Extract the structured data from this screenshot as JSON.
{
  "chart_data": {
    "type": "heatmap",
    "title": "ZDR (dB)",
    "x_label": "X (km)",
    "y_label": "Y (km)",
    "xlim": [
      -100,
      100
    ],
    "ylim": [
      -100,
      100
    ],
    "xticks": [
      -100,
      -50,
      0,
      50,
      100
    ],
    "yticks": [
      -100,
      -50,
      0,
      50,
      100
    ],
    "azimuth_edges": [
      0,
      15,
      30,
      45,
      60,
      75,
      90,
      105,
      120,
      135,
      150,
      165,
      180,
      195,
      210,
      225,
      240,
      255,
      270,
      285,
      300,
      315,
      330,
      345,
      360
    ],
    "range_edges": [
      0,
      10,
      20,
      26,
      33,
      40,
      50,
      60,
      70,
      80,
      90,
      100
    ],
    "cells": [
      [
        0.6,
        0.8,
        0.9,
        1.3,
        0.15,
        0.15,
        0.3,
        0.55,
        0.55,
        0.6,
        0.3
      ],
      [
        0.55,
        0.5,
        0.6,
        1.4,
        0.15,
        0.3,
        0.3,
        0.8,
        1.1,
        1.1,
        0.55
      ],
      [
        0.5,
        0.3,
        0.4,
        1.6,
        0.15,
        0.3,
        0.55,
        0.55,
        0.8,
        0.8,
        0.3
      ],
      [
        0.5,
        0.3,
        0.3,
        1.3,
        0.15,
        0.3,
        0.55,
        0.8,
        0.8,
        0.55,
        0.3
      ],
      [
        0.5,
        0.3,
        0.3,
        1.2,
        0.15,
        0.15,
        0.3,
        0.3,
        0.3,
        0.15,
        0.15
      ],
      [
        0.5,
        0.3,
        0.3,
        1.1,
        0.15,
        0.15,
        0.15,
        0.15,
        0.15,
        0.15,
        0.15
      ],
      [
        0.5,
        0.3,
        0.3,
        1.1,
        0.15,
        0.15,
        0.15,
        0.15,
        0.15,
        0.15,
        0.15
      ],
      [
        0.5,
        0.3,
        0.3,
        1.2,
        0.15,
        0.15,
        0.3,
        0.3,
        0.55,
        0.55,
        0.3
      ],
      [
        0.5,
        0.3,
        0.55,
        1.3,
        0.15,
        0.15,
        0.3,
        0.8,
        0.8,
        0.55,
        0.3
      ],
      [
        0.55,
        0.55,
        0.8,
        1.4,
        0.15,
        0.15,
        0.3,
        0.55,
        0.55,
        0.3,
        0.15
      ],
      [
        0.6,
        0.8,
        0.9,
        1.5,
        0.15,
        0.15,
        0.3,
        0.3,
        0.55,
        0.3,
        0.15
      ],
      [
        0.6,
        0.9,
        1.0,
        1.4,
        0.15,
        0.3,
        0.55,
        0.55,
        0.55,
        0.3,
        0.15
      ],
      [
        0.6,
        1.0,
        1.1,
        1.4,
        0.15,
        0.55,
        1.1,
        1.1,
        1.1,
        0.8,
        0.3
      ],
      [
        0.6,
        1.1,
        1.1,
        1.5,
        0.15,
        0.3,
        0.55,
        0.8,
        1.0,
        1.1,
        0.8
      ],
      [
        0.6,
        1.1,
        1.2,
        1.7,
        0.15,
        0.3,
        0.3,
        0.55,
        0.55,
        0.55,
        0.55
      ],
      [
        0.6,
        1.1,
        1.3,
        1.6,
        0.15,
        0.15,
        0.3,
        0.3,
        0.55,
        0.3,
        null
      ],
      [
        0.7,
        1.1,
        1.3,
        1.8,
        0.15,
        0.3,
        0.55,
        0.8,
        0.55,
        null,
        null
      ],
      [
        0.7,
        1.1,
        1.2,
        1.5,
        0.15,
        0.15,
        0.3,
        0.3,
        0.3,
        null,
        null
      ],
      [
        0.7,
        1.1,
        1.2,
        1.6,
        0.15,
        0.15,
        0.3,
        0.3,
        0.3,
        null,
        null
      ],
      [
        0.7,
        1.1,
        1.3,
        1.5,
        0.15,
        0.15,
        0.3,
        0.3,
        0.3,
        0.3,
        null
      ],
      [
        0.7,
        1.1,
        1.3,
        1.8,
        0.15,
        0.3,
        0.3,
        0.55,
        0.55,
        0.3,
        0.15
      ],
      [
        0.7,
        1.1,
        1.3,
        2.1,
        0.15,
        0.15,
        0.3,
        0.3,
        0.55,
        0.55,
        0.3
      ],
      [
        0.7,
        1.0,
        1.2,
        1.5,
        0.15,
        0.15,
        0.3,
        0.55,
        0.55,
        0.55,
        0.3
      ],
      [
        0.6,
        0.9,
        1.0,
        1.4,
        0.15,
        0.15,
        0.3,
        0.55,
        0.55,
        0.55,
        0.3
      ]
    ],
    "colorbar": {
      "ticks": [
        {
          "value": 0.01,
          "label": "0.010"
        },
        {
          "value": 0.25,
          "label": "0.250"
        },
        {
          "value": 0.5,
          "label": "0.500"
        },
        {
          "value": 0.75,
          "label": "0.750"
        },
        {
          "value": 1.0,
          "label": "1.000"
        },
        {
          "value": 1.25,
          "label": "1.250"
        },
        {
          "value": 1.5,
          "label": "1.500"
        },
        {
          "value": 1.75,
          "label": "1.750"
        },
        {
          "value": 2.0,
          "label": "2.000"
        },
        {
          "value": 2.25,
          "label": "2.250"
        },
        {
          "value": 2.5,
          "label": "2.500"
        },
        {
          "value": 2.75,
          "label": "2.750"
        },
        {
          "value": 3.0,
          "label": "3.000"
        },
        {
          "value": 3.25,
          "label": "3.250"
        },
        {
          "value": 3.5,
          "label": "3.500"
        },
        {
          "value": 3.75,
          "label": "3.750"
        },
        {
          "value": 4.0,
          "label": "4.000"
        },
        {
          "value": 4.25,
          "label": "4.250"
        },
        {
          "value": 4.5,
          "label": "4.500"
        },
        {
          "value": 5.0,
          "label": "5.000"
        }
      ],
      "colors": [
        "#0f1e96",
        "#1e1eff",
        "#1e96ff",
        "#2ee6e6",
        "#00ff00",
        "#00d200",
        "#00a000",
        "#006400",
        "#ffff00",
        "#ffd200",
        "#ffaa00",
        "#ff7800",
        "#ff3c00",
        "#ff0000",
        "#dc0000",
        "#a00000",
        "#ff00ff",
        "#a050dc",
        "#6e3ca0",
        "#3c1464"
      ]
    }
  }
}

------

§ What is asked:
Repeat the listing in full, keeping every line exactly as it is.

§ Completed task:
Extract the structured data from this screenshot as JSON.
{
  "chart_data": {
    "type": "heatmap",
    "title": "ZDR (dB)",
    "x_label": "X (km)",
    "y_label": "Y (km)",
    "xlim": [
      -100,
      100
    ],
    "ylim": [
      -100,
      100
    ],
    "xticks": [
      -100,
      -50,
      0,
      50,
      100
    ],
    "yticks": [
      -100,
      -50,
      0,
      50,
      100
    ],
    "azimuth_edges": [
      0,
      15,
      30,
      45,
      60,
      75,
      90,
      105,
      120,
      135,
      150,
      165,
      180,
      195,
      210,
      225,
      240,
      255,
      270,
      285,
      300,
      315,
      330,
      345,
      360
    ],
    "range_edges": [
      0,
      10,
      20,
      26,
      33,
      40,
      50,
      60,
      70,
      80,
      90,
      100
    ],
    "cells": [
      [
        0.6,
        0.8,
        0.9,
        1.3,
        0.15,
        0.15,
        0.3,
        0.55,
        0.55,
        0.6,
        0.3
      ],
      [
        0.55,
        0.5,
        0.6,
        1.4,
        0.15,
        0.3,
        0.3,
        0.8,
        1.1,
        1.1,
        0.55
      ],
      [
        0.5,
        0.3,
        0.4,
        1.6,
        0.15,
        0.3,
        0.55,
        0.55,
        0.8,
        0.8,
        0.3
      ],
      [
        0.5,
        0.3,
        0.3,
        1.3,
        0.15,
        0.3,
        0.55,
        0.8,
        0.8,
        0.55,
        0.3
      ],
      [
        0.5,
        0.3,
        0.3,
        1.2,
        0.15,
        0.15,
        0.3,
        0.3,
        0.3,
        0.15,
        0.15
      ],
      [
        0.5,
        0.3,
        0.3,
        1.1,
        0.15,
        0.15,
        0.15,
        0.15,
        0.15,
        0.15,
        0.15
      ],
      [
        0.5,
        0.3,
        0.3,
        1.1,
        0.15,
        0.15,
        0.15,
        0.15,
        0.15,
        0.15,
        0.15
      ],
      [
        0.5,
        0.3,
        0.3,
        1.2,
        0.15,
        0.15,
        0.3,
        0.3,
        0.55,
        0.55,
        0.3
      ],
      [
        0.5,
        0.3,
        0.55,
        1.3,
        0.15,
        0.15,
        0.3,
        0.8,
        0.8,
        0.55,
        0.3
      ],
      [
        0.55,
        0.55,
        0.8,
        1.4,
        0.15,
        0.15,
        0.3,
        0.55,
        0.55,
        0.3,
        0.15
      ],
      [
        0.6,
        0.8,
        0.9,
        1.5,
        0.15,
        0.15,
        0.3,
        0.3,
        0.55,
        0.3,
        0.15
      ],
      [
        0.6,
        0.9,
        1.0,
        1.4,
        0.15,
        0.3,
        0.55,
        0.55,
        0.55,
        0.3,
        0.15
      ],
      [
        0.6,
        1.0,
        1.1,
        1.4,
        0.15,
        0.55,
        1.1,
        1.1,
        1.1,
        0.8,
        0.3
      ],
      [
        0.6,
        1.1,
        1.1,
        1.5,
        0.15,
        0.3,
        0.55,
        0.8,
        1.0,
        1.1,
        0.8
      ],
      [
        0.6,
        1.1,
        1.2,
        1.7,
        0.15,
        0.3,
        0.3,
        0.55,
        0.55,
        0.55,
        0.55
      ],
      [
        0.6,
        1.1,
        1.3,
        1.6,
        0.15,
        0.15,
        0.3,
        0.3,
        0.55,
        0.3,
        null
      ],
      [
        0.7,
        1.1,
        1.3,
        1.8,
        0.15,
        0.3,
        0.55,
        0.8,
        0.55,
        null,
        null
      ],
      [
        0.7,
        1.1,
        1.2,
        1.5,
        0.15,
        0.15,
        0.3,
        0.3,
        0.3,
        null,
        null
      ],
      [
        0.7,
        1.1,
        1.2,
        1.6,
        0.15,
        0.15,
        0.3,
        0.3,
        0.3,
        null,
        null
      ],
      [
        0.7,
        1.1,
        1.3,
        1.5,
        0.15,
        0.15,
        0.3,
        0.3,
        0.3,
        0.3,
        null
      ],
      [
        0.7,
        1.1,
        1.3,
        1.8,
        0.15,
        0.3,
        0.3,
        0.55,
        0.55,
        0.3,
        0.15
      ],
      [
        0.7,
        1.1,
        1.3,
        2.1,
        0.15,
        0.15,
        0.3,
        0.3,
        0.55,
        0.55,
        0.3
      ],
      [
        0.7,
        1.0,
        1.2,
        1.5,
        0.15,
        0.15,
        0.3,
        0.55,
        0.55,
        0.55,
        0.3
      ],
      [
        0.6,
        0.9,
        1.0,
        1.4,
        0.15,
        0.15,
        0.3,
        0.55,
        0.55,
        0.55,
        0.3
      ]
    ],
    "colorbar": {
      "ticks": [
        {
          "value": 0.01,
          "label": "0.010"
        },
        {
          "value": 0.25,
          "label": "0.250"
        },
        {
          "value": 0.5,
          "label": "0.500"
        },
        {
          "value": 0.75,
          "label": "0.750"
        },
        {
          "value": 1.0,
          "label": "1.000"
        },
        {
          "value": 1.25,
          "label": "1.250"
        },
        {
          "value": 1.5,
          "label": "1.500"
        },
        {
          "value": 1.75,
          "label": "1.750"
        },
        {
          "value": 2.0,
          "label": "2.000"
        },
        {
          "value": 2.25,
          "label": "2.250"
        },
        {
          "value": 2.5,
          "label": "2.500"
        },
        {
          "value": 2.75,
          "label": "2.750"
        },
        {
          "value": 3.0,
          "label": "3.000"
        },
        {
          "value": 3.25,
          "label": "3.250"
        },
        {
          "value": 3.5,
          "label": "3.500"
        },
        {
          "value": 3.75,
          "label": "3.750"
        },
        {
          "value": 4.0,
          "label": "4.000"
        },
        {
          "value": 4.25,
          "label": "4.250"
        },
        {
          "value": 4.5,
          "label": "4.500"
        },
        {
          "value": 5.0,
          "label": "5.000"
        }
      ],
      "colors": [
        "#0f1e96",
        "#1e1eff",
        "#1e96ff",
        "#2ee6e6",
        "#00ff00",
        "#00d200",
        "#00a000",
        "#006400",
        "#ffff00",
        "#ffd200",
        "#ffaa00",
        "#ff7800",
        "#ff3c00",
        "#ff0000",
        "#dc0000",
        "#a00000",
        "#ff00ff",
        "#a050dc",
        "#6e3ca0",
        "#3c1464"
      ]
    }
  }
}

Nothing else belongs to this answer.